### Task details
Go through the material below and count the lines with the string "title"; the number is the whole answer.

Start of Source records

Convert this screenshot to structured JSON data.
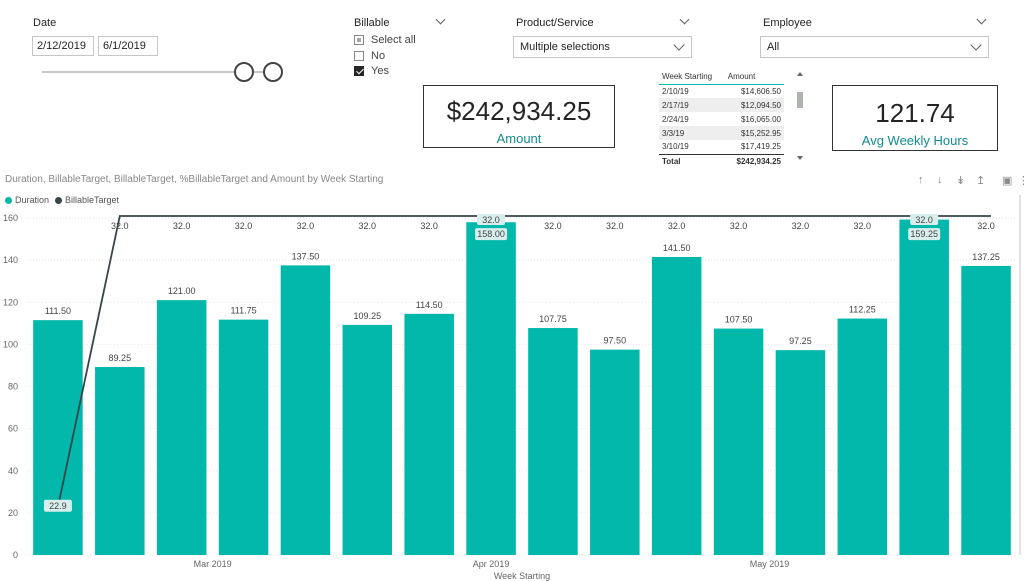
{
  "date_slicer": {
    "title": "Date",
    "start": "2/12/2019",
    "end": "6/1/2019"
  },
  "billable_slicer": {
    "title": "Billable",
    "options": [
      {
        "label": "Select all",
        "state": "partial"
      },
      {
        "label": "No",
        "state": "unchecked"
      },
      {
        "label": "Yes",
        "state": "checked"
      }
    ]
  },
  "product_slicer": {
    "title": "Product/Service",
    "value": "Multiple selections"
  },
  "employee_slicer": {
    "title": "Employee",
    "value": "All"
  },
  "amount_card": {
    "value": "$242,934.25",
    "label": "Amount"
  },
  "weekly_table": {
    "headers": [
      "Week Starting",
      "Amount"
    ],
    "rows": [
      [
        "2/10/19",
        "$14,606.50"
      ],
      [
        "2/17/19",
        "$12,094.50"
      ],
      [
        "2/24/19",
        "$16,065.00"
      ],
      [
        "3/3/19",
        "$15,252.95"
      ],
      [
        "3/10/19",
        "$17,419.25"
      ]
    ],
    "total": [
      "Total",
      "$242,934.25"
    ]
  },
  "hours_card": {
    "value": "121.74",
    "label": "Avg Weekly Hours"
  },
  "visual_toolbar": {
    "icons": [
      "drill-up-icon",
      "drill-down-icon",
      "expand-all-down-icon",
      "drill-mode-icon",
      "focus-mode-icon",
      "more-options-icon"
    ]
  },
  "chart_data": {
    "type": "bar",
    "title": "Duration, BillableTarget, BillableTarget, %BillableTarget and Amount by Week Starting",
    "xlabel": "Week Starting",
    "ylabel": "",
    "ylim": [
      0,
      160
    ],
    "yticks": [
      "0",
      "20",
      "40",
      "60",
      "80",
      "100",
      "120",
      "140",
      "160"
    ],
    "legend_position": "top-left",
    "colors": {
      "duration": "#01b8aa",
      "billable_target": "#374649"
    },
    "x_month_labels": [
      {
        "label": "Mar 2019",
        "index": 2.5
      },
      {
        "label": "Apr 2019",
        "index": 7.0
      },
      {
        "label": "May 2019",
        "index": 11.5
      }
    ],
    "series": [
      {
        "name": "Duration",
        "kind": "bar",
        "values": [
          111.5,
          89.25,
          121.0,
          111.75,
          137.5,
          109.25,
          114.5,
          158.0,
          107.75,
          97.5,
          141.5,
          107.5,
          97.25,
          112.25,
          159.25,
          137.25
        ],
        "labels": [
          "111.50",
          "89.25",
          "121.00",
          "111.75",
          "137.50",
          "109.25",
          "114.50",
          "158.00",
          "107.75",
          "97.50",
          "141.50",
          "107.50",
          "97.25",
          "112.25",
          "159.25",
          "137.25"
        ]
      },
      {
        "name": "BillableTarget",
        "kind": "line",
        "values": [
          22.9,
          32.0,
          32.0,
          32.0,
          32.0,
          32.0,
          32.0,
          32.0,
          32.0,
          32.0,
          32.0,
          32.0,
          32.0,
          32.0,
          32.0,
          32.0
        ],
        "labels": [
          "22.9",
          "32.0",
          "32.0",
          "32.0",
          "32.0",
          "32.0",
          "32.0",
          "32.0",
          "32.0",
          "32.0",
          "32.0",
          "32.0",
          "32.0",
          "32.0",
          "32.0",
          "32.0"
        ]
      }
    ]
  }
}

End of Source records

### Solved exercise
5